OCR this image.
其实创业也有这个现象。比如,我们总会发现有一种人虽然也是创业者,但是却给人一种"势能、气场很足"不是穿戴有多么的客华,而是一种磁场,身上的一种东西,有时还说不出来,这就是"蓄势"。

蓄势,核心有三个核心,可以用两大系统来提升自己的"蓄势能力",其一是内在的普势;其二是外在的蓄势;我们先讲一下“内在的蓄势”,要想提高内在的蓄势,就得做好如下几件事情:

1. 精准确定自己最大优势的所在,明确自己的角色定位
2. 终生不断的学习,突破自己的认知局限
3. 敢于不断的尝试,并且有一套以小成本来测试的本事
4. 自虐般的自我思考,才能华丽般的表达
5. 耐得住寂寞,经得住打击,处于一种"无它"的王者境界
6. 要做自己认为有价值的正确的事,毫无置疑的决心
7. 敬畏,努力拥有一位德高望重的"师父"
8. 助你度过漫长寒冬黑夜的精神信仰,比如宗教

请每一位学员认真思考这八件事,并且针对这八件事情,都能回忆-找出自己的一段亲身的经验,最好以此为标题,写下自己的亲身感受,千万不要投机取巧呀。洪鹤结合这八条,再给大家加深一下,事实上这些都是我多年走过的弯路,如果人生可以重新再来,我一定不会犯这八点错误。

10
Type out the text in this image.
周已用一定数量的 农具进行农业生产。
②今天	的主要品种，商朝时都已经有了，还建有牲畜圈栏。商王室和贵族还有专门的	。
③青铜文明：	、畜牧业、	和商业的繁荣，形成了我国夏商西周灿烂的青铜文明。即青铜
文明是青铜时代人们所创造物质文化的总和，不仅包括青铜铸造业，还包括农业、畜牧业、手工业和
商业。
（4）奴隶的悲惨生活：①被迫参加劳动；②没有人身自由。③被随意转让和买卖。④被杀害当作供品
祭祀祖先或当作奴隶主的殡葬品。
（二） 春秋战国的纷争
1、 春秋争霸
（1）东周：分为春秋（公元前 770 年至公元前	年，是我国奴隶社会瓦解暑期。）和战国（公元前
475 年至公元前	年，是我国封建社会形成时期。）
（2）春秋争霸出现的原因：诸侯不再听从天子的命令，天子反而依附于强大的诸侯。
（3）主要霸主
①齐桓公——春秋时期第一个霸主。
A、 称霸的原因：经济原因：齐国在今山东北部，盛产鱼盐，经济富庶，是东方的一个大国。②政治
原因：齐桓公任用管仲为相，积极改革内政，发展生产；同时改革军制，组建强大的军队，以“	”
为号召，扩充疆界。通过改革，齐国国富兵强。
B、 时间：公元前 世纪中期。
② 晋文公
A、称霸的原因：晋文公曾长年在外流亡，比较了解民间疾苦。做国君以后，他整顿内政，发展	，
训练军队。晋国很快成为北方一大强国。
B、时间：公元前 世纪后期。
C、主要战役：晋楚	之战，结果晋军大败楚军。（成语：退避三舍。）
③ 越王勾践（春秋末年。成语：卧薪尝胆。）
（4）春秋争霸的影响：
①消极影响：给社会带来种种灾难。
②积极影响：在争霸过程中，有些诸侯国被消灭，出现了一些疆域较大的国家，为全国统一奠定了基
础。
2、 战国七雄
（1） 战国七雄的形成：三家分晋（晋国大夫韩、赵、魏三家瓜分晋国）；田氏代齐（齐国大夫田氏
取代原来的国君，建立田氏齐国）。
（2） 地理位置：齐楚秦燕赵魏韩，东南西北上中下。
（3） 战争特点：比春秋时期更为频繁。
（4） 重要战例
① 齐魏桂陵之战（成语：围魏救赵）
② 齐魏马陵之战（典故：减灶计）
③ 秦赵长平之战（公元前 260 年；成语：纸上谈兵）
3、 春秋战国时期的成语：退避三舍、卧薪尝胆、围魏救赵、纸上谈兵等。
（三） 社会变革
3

▶ [SHORT EXERCISE]:
Write down only the number of lines that contain the string "退避三舍" in the listing.

▶ [FINAL ANSWER]:
2